# The problem
Rewrite the items from the first one through the line that contains "legend-dow-pt: DOW PT: 30.88 [4,45,96,57]", renaming "ema-date-label" to "ema-axis-date" and leaving everything else in those lines unchanged.

# Supplied records
+ + +

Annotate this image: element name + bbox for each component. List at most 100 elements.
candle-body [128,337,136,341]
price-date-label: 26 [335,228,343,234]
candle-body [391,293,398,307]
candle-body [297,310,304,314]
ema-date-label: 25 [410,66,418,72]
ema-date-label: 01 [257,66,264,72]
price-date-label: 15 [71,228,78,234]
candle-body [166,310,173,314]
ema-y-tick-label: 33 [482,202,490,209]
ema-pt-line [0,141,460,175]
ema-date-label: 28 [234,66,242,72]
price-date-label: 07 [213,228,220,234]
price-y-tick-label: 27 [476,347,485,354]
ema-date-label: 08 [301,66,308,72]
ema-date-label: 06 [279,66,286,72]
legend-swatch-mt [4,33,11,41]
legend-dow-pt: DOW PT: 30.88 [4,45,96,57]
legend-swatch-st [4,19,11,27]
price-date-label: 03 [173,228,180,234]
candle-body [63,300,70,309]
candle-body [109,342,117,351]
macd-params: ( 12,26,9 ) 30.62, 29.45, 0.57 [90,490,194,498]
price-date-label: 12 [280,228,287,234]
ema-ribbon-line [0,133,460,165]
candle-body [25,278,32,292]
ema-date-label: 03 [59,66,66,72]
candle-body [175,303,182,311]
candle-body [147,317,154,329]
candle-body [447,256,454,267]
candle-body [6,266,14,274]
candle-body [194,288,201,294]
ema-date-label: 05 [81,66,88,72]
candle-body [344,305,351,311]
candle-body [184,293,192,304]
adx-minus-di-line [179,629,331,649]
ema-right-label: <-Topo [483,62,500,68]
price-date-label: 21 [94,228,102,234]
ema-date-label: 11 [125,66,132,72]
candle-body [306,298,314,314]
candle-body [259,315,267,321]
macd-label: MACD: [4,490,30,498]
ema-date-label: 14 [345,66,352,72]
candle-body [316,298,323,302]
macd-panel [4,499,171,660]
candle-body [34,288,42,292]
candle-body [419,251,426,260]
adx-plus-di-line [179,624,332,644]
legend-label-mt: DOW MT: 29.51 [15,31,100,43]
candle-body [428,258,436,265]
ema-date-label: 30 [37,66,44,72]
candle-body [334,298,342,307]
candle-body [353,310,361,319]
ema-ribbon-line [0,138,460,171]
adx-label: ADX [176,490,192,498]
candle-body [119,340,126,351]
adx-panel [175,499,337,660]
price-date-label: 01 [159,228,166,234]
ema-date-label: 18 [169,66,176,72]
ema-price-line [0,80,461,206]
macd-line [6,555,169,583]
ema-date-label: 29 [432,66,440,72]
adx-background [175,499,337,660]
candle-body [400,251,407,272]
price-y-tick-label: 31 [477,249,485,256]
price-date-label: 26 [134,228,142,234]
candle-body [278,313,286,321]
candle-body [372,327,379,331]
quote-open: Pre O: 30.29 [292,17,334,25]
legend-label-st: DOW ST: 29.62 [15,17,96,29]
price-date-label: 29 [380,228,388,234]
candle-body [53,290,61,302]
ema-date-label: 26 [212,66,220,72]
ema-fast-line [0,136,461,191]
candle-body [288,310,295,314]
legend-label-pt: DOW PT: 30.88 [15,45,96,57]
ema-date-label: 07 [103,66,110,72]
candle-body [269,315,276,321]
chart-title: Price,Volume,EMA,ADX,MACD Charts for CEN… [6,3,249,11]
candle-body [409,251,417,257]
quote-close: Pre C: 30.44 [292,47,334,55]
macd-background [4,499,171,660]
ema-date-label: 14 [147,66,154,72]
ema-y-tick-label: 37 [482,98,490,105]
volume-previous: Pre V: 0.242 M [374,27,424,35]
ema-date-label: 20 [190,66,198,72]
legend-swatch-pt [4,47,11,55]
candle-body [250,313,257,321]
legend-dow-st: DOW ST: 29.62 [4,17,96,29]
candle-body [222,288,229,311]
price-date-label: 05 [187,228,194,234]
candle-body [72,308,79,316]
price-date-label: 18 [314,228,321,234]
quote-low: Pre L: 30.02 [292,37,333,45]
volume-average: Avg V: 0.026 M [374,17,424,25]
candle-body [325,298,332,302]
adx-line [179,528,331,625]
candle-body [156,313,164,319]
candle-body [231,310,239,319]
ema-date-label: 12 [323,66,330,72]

+ + +

# The response
Annotate this image: element name + bbox for each component. List at most 100 elements.
candle-body [128,337,136,341]
price-date-label: 26 [335,228,343,234]
candle-body [391,293,398,307]
candle-body [297,310,304,314]
ema-axis-date: 25 [410,66,418,72]
ema-axis-date: 01 [257,66,264,72]
price-date-label: 15 [71,228,78,234]
candle-body [166,310,173,314]
ema-y-tick-label: 33 [482,202,490,209]
ema-pt-line [0,141,460,175]
ema-axis-date: 28 [234,66,242,72]
price-date-label: 07 [213,228,220,234]
price-y-tick-label: 27 [476,347,485,354]
ema-axis-date: 08 [301,66,308,72]
ema-axis-date: 06 [279,66,286,72]
legend-swatch-mt [4,33,11,41]
legend-dow-pt: DOW PT: 30.88 [4,45,96,57]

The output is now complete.